Records shown
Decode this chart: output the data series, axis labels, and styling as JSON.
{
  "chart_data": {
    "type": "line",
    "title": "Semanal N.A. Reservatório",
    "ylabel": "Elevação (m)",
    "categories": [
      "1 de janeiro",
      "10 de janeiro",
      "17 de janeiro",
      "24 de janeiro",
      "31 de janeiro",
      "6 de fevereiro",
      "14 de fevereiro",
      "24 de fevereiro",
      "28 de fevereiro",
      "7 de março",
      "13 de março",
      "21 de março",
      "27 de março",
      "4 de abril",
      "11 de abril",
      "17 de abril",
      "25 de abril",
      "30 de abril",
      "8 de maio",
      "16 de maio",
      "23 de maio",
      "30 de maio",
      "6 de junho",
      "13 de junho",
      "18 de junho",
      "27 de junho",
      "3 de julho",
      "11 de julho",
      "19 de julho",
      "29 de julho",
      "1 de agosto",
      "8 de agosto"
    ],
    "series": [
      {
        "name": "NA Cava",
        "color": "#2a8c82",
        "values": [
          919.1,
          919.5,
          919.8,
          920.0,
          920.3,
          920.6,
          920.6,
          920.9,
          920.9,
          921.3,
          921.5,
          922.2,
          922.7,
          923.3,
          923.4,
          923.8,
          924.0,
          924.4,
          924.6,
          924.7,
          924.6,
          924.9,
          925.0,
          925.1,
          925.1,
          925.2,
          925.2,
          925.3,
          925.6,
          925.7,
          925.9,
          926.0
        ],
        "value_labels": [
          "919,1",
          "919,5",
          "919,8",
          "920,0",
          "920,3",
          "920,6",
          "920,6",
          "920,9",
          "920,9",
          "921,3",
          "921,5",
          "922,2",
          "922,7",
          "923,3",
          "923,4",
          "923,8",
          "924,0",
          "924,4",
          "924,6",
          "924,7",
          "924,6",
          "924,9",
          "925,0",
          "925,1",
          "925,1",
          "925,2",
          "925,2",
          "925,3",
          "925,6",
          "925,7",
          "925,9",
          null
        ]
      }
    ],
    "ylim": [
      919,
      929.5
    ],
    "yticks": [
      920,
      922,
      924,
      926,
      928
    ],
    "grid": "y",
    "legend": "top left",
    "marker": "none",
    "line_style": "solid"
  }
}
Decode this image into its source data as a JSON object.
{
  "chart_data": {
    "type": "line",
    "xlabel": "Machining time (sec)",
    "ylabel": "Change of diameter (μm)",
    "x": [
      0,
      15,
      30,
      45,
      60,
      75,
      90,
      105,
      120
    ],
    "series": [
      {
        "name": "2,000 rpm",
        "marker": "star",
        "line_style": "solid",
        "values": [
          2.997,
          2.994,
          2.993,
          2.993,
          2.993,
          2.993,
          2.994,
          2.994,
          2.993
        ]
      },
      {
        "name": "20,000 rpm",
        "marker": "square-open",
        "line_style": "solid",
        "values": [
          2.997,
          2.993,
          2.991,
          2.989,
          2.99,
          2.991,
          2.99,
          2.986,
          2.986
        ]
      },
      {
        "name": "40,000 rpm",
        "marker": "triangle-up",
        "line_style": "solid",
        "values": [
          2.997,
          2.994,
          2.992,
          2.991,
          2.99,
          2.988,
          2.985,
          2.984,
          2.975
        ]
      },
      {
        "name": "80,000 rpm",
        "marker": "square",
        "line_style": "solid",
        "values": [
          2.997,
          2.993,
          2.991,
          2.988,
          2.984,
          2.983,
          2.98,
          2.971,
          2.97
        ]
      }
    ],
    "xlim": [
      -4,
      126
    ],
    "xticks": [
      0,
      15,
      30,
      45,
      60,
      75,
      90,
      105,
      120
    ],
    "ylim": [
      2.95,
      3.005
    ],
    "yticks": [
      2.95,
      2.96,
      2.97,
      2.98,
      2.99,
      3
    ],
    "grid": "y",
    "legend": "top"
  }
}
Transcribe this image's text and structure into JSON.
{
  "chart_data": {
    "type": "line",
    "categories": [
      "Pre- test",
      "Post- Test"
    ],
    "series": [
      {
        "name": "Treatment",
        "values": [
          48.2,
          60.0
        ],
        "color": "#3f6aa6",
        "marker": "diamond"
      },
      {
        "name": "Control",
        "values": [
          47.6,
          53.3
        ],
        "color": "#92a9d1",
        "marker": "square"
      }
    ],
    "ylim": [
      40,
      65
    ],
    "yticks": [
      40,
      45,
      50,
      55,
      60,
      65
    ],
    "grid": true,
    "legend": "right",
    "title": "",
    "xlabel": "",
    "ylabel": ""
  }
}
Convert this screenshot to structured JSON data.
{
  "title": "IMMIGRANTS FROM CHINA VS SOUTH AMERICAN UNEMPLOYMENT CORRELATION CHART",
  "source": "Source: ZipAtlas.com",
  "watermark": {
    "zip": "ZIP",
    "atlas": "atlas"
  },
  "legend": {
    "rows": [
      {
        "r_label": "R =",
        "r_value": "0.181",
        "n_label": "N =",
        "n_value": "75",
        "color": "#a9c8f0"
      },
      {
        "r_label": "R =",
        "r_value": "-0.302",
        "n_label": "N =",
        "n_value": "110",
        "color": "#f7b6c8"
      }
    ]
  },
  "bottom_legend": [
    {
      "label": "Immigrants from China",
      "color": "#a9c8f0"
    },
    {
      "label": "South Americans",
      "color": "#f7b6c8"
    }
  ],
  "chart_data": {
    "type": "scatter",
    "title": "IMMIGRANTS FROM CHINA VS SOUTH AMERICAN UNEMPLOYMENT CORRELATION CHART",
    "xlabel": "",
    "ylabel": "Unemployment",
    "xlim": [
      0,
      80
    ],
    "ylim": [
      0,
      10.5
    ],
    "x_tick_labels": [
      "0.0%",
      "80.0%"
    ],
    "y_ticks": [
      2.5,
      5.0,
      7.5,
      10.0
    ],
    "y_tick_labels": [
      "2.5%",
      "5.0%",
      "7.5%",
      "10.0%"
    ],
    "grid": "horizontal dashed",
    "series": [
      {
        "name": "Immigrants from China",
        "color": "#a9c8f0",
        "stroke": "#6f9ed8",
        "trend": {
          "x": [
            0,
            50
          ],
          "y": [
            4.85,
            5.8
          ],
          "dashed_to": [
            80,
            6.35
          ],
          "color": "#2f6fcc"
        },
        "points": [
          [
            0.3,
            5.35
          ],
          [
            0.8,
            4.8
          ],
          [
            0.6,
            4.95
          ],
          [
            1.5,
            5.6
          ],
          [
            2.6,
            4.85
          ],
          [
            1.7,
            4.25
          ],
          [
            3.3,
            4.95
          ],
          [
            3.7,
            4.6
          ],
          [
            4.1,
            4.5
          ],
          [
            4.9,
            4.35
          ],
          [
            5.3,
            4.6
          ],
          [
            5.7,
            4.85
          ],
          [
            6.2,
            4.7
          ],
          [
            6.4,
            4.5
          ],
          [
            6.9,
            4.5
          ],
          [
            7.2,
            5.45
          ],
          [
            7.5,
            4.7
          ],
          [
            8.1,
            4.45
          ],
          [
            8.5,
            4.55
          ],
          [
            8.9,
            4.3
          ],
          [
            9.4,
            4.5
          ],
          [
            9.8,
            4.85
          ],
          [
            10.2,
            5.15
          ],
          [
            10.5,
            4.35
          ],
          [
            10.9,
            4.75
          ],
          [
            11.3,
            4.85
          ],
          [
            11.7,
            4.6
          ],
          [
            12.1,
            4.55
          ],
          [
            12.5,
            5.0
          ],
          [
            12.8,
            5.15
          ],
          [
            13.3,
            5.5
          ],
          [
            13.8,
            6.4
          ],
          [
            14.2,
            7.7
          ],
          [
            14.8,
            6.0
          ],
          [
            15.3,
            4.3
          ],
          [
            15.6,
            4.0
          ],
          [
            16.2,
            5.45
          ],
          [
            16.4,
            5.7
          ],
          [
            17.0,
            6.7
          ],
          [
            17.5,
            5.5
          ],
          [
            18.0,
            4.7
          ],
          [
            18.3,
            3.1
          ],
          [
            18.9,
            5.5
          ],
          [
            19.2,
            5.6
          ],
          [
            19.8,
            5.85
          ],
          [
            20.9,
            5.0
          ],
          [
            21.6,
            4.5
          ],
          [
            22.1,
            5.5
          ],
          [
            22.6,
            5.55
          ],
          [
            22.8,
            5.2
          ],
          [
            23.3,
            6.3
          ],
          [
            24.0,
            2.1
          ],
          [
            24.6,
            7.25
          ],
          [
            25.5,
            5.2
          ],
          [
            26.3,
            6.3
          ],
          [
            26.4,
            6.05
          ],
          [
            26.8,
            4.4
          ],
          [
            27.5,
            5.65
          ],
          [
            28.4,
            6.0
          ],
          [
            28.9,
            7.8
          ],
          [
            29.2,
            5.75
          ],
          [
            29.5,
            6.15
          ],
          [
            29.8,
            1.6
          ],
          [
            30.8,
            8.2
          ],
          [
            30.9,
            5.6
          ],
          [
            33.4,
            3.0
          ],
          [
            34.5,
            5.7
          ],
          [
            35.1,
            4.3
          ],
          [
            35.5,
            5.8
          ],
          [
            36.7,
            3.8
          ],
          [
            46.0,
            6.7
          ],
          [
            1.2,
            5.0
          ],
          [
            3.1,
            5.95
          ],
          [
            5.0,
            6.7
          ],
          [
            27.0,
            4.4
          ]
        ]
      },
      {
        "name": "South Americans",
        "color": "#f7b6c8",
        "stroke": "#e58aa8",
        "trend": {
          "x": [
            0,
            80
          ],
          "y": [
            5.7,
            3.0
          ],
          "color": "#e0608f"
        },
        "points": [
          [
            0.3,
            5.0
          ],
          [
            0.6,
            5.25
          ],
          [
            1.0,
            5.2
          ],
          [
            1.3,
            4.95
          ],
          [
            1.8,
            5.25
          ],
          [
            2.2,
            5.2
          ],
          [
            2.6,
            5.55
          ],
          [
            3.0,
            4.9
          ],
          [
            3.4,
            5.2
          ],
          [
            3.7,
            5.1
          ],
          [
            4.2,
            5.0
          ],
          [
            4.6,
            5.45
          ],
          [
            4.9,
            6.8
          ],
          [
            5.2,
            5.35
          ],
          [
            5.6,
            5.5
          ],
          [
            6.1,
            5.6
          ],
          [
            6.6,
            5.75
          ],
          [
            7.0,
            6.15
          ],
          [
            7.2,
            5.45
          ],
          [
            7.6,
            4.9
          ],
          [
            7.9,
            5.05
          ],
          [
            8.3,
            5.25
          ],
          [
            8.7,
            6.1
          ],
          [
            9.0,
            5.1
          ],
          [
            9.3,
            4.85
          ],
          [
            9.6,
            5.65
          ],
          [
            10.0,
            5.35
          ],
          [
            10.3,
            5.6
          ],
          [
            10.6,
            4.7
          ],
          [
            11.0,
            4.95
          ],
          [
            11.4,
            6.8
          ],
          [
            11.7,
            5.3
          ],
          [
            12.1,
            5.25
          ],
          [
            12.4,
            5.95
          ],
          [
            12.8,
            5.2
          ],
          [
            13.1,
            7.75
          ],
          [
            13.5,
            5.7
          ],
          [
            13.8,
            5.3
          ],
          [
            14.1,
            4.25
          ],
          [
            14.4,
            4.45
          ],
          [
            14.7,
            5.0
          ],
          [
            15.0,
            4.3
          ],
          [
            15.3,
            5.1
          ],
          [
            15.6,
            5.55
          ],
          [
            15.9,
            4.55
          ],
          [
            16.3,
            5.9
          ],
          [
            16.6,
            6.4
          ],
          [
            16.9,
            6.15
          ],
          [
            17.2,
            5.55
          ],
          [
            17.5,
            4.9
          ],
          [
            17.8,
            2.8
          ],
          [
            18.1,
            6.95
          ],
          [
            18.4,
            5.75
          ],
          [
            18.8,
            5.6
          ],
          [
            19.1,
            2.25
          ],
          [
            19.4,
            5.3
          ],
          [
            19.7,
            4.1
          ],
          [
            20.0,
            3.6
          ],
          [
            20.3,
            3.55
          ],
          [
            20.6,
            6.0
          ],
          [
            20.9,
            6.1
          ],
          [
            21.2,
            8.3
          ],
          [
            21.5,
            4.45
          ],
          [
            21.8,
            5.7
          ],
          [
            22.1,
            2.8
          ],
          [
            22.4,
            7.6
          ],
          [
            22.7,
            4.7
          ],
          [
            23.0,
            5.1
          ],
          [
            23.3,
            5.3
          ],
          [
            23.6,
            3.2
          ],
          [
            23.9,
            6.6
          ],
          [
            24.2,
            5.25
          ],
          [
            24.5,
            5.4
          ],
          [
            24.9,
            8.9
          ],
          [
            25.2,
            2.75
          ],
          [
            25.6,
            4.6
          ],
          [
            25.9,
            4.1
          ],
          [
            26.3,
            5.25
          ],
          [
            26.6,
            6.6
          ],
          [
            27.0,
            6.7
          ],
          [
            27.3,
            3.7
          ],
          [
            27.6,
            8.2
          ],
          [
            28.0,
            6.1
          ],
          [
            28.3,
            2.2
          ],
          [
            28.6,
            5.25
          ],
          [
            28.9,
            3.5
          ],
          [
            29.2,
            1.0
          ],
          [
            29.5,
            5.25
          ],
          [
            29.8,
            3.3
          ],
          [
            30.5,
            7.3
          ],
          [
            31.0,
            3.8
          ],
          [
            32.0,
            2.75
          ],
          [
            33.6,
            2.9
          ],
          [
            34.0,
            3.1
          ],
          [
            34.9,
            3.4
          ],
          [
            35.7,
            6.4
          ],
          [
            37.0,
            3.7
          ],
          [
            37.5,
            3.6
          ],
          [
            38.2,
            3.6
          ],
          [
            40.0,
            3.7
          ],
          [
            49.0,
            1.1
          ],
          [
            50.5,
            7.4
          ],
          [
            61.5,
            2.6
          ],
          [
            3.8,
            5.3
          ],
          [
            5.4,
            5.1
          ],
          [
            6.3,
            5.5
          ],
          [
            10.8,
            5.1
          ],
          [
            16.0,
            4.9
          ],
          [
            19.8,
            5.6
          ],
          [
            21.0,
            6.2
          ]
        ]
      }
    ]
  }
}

Task brief
Find each line in the records holding the string "marker" and show it.

Finished exercise
    "marker": "none",
        "marker": "star",
        "marker": "square-open",
        "marker": "triangle-up",
        "marker": "square",
        "marker": "diamond"
        "marker": "square"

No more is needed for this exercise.